BEGIN Working data

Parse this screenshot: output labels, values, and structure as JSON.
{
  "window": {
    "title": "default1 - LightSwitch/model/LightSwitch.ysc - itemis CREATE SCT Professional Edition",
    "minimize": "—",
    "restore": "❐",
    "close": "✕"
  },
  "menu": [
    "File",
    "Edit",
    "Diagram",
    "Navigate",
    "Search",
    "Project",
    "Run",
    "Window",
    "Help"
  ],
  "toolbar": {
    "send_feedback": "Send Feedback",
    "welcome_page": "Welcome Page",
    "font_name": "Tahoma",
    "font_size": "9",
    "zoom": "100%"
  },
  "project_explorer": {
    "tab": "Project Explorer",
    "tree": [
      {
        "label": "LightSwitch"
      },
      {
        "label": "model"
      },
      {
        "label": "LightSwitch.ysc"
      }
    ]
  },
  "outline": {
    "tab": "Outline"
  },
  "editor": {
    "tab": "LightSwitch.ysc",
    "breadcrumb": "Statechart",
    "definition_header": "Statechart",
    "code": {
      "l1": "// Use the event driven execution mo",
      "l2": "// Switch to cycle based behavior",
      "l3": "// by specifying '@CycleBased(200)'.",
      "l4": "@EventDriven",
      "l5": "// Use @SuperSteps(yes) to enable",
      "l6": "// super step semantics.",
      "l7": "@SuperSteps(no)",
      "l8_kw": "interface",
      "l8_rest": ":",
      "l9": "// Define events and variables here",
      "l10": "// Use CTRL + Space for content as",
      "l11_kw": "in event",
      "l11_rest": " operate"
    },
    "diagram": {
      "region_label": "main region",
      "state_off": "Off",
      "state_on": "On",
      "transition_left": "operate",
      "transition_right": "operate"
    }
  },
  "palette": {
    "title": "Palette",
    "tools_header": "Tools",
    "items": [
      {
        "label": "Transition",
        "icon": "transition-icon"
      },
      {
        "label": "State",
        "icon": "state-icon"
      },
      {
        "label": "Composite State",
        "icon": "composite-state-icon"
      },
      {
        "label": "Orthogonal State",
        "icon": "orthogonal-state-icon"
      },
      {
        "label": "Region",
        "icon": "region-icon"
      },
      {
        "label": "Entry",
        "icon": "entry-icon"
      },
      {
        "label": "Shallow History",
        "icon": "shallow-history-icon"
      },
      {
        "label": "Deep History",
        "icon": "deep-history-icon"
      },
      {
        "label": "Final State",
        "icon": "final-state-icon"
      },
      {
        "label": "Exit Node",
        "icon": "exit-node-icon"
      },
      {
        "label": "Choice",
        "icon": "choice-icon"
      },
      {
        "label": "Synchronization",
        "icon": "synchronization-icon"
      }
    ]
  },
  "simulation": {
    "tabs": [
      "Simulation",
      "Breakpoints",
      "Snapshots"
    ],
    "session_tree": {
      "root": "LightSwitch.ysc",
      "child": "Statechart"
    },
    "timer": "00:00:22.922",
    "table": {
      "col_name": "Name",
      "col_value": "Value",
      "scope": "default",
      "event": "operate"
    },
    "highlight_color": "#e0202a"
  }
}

END Working data

→ Exercise description:
Look above for lines with the word "SuperSteps" and copy them all.

→ Written solution:
      "l5": "// Use @SuperSteps(yes) to enable",
      "l7": "@SuperSteps(no)",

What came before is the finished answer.